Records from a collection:
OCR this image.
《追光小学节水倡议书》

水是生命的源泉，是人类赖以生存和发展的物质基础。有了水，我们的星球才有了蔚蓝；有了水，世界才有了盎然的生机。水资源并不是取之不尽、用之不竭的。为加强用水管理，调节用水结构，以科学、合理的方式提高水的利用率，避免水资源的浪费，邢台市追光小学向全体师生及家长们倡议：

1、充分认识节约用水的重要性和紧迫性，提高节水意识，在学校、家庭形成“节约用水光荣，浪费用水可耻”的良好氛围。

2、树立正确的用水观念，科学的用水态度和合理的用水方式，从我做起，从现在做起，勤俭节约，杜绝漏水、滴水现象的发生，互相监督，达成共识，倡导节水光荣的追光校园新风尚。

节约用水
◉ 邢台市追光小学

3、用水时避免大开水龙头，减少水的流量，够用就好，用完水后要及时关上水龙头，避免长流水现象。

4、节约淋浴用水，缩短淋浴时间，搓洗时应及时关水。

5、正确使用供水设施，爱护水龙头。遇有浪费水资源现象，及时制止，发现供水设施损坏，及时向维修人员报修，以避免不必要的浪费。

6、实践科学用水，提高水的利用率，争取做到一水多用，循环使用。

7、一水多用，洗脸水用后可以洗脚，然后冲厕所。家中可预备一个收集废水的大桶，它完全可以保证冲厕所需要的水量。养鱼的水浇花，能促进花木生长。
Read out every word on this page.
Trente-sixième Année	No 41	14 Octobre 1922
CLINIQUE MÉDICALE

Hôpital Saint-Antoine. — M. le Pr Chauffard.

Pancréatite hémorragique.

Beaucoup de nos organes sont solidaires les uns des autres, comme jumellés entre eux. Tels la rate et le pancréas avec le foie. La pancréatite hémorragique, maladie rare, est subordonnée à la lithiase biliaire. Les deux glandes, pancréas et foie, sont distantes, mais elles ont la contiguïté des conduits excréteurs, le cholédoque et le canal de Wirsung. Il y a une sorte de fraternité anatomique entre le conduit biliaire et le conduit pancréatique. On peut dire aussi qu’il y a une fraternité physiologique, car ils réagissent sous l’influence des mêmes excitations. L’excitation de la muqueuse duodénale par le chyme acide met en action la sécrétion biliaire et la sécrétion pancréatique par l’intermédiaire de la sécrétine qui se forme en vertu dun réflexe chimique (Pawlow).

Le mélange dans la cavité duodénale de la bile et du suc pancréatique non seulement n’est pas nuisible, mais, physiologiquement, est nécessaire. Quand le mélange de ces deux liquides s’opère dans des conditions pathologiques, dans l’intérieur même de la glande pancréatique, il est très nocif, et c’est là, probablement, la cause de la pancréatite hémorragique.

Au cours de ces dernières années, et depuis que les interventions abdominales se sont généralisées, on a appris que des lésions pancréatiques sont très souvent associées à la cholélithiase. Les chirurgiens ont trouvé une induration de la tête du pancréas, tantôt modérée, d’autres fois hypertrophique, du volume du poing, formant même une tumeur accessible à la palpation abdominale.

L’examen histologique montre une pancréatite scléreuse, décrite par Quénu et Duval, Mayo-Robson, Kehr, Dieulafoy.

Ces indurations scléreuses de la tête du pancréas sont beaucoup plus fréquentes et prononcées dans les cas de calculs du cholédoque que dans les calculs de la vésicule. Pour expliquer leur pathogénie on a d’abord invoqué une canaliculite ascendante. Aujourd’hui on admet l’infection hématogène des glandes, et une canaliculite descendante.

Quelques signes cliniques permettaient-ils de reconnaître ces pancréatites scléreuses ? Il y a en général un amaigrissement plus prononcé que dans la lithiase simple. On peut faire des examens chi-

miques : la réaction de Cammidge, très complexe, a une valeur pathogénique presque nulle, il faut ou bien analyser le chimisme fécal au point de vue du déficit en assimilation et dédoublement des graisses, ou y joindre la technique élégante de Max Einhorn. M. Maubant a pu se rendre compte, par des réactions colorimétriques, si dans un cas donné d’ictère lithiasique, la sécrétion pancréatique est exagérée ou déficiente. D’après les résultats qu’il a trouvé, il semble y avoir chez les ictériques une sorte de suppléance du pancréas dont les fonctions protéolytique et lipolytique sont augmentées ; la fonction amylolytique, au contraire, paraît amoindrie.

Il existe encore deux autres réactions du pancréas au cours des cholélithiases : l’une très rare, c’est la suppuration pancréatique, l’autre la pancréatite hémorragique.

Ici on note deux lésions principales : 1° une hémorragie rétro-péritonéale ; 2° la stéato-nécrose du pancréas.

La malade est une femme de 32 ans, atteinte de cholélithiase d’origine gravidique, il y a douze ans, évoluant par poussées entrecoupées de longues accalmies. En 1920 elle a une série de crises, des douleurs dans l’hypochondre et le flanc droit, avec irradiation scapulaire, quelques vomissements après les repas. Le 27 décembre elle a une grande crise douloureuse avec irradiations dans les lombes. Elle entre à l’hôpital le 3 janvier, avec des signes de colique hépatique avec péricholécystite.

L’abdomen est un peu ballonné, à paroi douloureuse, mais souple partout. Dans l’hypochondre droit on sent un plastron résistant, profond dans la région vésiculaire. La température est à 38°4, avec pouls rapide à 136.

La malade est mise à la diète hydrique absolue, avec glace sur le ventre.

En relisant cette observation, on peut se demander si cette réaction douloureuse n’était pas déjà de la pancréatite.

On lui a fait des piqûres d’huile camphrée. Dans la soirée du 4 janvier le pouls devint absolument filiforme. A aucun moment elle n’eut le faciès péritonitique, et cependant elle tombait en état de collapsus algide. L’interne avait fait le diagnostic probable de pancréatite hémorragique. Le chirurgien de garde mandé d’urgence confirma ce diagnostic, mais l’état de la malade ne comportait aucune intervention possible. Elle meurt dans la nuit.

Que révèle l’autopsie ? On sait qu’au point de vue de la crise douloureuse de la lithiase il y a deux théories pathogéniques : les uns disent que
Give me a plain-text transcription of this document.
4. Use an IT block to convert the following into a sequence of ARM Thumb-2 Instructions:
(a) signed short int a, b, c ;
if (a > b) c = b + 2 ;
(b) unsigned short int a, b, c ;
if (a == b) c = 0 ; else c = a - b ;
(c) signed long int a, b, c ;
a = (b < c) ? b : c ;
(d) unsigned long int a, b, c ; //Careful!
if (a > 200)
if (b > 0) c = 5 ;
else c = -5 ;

# [EXERCISE AIM]
Copy all lines from the entries that contain the word "plus".

# [ANSWER TO THIS PROBLEM]
Ces indurations scléreuses de la tête du pancréas sont beaucoup plus fréquentes et prononcées dans les cas de calculs du cholédoque que dans les calculs de la vésicule. Pour expliquer leur pathogénie on a d’abord invoqué une canaliculite ascendante. Aujourd’hui on admet l’infection hématogène des glandes, et une canaliculite descendante.
Quelques signes cliniques permettaient-ils de reconnaître ces pancréatites scléreuses ? Il y a en général un amaigrissement plus prononcé que dans la lithiase simple. On peut faire des examens chi-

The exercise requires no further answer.